# WHAT IS BEING ASKED:
Copy out all of the data below with no alterations.

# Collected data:
****************

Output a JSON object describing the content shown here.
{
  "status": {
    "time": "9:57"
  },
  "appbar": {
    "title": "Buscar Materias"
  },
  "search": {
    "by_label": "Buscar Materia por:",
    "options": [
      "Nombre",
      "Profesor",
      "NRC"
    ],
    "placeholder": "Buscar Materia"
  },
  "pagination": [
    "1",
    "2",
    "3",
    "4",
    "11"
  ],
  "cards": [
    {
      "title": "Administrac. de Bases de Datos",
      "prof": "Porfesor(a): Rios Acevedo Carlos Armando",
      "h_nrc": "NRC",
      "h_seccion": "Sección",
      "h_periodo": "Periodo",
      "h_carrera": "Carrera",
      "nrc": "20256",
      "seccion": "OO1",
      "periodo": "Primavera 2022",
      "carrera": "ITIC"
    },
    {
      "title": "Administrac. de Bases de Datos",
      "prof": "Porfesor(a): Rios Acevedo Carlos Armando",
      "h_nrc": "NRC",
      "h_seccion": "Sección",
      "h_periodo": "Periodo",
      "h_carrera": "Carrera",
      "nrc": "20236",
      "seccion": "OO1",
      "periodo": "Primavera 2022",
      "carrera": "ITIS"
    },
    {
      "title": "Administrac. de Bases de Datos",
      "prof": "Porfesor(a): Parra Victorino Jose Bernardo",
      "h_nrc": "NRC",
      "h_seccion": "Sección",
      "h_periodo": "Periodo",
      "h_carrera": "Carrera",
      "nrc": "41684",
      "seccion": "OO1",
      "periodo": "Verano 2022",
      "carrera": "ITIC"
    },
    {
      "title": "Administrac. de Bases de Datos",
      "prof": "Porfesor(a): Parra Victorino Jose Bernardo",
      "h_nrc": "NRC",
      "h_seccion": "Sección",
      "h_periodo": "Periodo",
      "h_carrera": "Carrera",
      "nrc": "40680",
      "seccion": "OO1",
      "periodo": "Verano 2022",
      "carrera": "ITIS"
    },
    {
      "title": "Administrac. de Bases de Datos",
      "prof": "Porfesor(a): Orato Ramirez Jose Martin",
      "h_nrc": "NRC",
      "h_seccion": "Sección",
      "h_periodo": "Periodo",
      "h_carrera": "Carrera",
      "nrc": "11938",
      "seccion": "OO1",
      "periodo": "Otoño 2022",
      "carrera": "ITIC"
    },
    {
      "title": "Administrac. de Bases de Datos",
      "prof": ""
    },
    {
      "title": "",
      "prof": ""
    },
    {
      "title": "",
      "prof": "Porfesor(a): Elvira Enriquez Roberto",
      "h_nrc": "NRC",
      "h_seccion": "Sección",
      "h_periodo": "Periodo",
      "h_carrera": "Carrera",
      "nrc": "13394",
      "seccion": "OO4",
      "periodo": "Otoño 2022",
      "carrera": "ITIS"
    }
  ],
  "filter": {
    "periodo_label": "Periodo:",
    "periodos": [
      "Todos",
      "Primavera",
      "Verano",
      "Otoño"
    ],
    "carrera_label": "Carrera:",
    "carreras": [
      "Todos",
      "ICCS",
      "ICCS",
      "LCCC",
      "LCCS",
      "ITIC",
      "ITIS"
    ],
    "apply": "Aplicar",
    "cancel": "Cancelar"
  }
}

****************

# SOLUTION:
Output a JSON object describing the content shown here.
{
  "status": {
    "time": "9:57"
  },
  "appbar": {
    "title": "Buscar Materias"
  },
  "search": {
    "by_label": "Buscar Materia por:",
    "options": [
      "Nombre",
      "Profesor",
      "NRC"
    ],
    "placeholder": "Buscar Materia"
  },
  "pagination": [
    "1",
    "2",
    "3",
    "4",
    "11"
  ],
  "cards": [
    {
      "title": "Administrac. de Bases de Datos",
      "prof": "Porfesor(a): Rios Acevedo Carlos Armando",
      "h_nrc": "NRC",
      "h_seccion": "Sección",
      "h_periodo": "Periodo",
      "h_carrera": "Carrera",
      "nrc": "20256",
      "seccion": "OO1",
      "periodo": "Primavera 2022",
      "carrera": "ITIC"
    },
    {
      "title": "Administrac. de Bases de Datos",
      "prof": "Porfesor(a): Rios Acevedo Carlos Armando",
      "h_nrc": "NRC",
      "h_seccion": "Sección",
      "h_periodo": "Periodo",
      "h_carrera": "Carrera",
      "nrc": "20236",
      "seccion": "OO1",
      "periodo": "Primavera 2022",
      "carrera": "ITIS"
    },
    {
      "title": "Administrac. de Bases de Datos",
      "prof": "Porfesor(a): Parra Victorino Jose Bernardo",
      "h_nrc": "NRC",
      "h_seccion": "Sección",
      "h_periodo": "Periodo",
      "h_carrera": "Carrera",
      "nrc": "41684",
      "seccion": "OO1",
      "periodo": "Verano 2022",
      "carrera": "ITIC"
    },
    {
      "title": "Administrac. de Bases de Datos",
      "prof": "Porfesor(a): Parra Victorino Jose Bernardo",
      "h_nrc": "NRC",
      "h_seccion": "Sección",
      "h_periodo": "Periodo",
      "h_carrera": "Carrera",
      "nrc": "40680",
      "seccion": "OO1",
      "periodo": "Verano 2022",
      "carrera": "ITIS"
    },
    {
      "title": "Administrac. de Bases de Datos",
      "prof": "Porfesor(a): Orato Ramirez Jose Martin",
      "h_nrc": "NRC",
      "h_seccion": "Sección",
      "h_periodo": "Periodo",
      "h_carrera": "Carrera",
      "nrc": "11938",
      "seccion": "OO1",
      "periodo": "Otoño 2022",
      "carrera": "ITIC"
    },
    {
      "title": "Administrac. de Bases de Datos",
      "prof": ""
    },
    {
      "title": "",
      "prof": ""
    },
    {
      "title": "",
      "prof": "Porfesor(a): Elvira Enriquez Roberto",
      "h_nrc": "NRC",
      "h_seccion": "Sección",
      "h_periodo": "Periodo",
      "h_carrera": "Carrera",
      "nrc": "13394",
      "seccion": "OO4",
      "periodo": "Otoño 2022",
      "carrera": "ITIS"
    }
  ],
  "filter": {
    "periodo_label": "Periodo:",
    "periodos": [
      "Todos",
      "Primavera",
      "Verano",
      "Otoño"
    ],
    "carrera_label": "Carrera:",
    "carreras": [
      "Todos",
      "ICCS",
      "ICCS",
      "LCCC",
      "LCCS",
      "ITIC",
      "ITIS"
    ],
    "apply": "Aplicar",
    "cancel": "Cancelar"
  }
}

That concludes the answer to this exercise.